[What is being asked] Below are some records. Say in a single number how many of their lines include the word "Crusenstolpe".

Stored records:
====
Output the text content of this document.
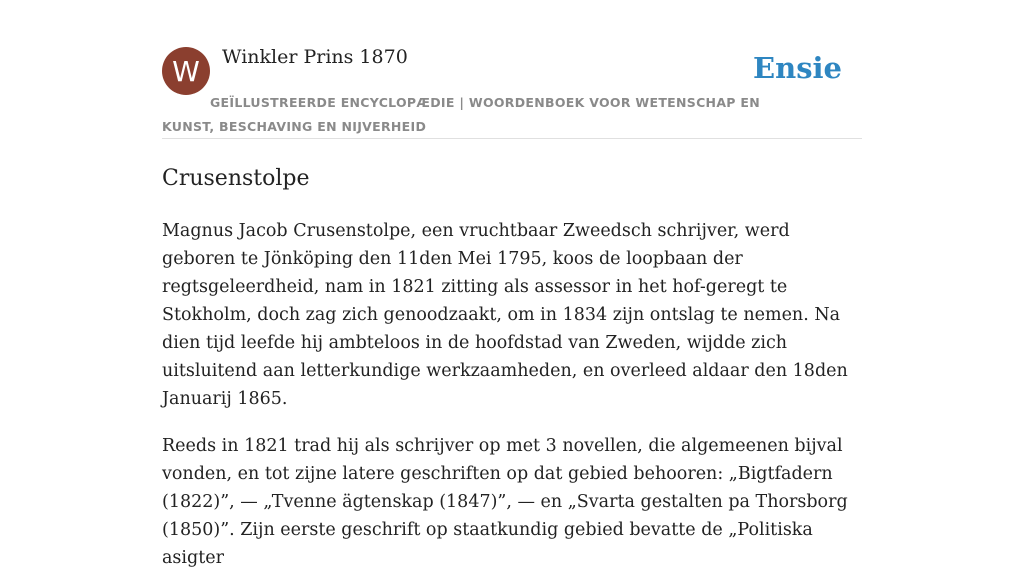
W	Winkler Prins 1870	Ensie
GEÏLLUSTREERDE ENCYCLOPÆDIE | WOORDENBOEK VOOR WETENSCHAP EN KUNST, BESCHAVING EN NIJVERHEID
Crusenstolpe

Magnus Jacob Crusenstolpe, een vruchtbaar Zweedsch schrijver, werd geboren te Jönköping den 11den Mei 1795, koos de loopbaan der regtsgeleerdheid, nam in 1821 zitting als assessor in het hof-geregt te Stokholm, doch zag zich genoodzaakt, om in 1834 zijn ontslag te nemen. Na dien tijd leefde hij ambteloos in de hoofdstad van Zweden, wijdde zich uitsluitend aan letterkundige werkzaamheden, en overleed aldaar den 18den Januarij 1865.

Reeds in 1821 trad hij als schrijver op met 3 novellen, die algemeenen bijval vonden, en tot zijne latere geschriften op dat gebied behooren: „Bigtfadern (1822)”, — „Tvenne ägtenskap (1847)”, — en „Svarta gestalten pa Thorsborg (1850)”. Zijn eerste geschrift op staatkundig gebied bevatte de „Politiska asigter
====
[Exercise answer] 2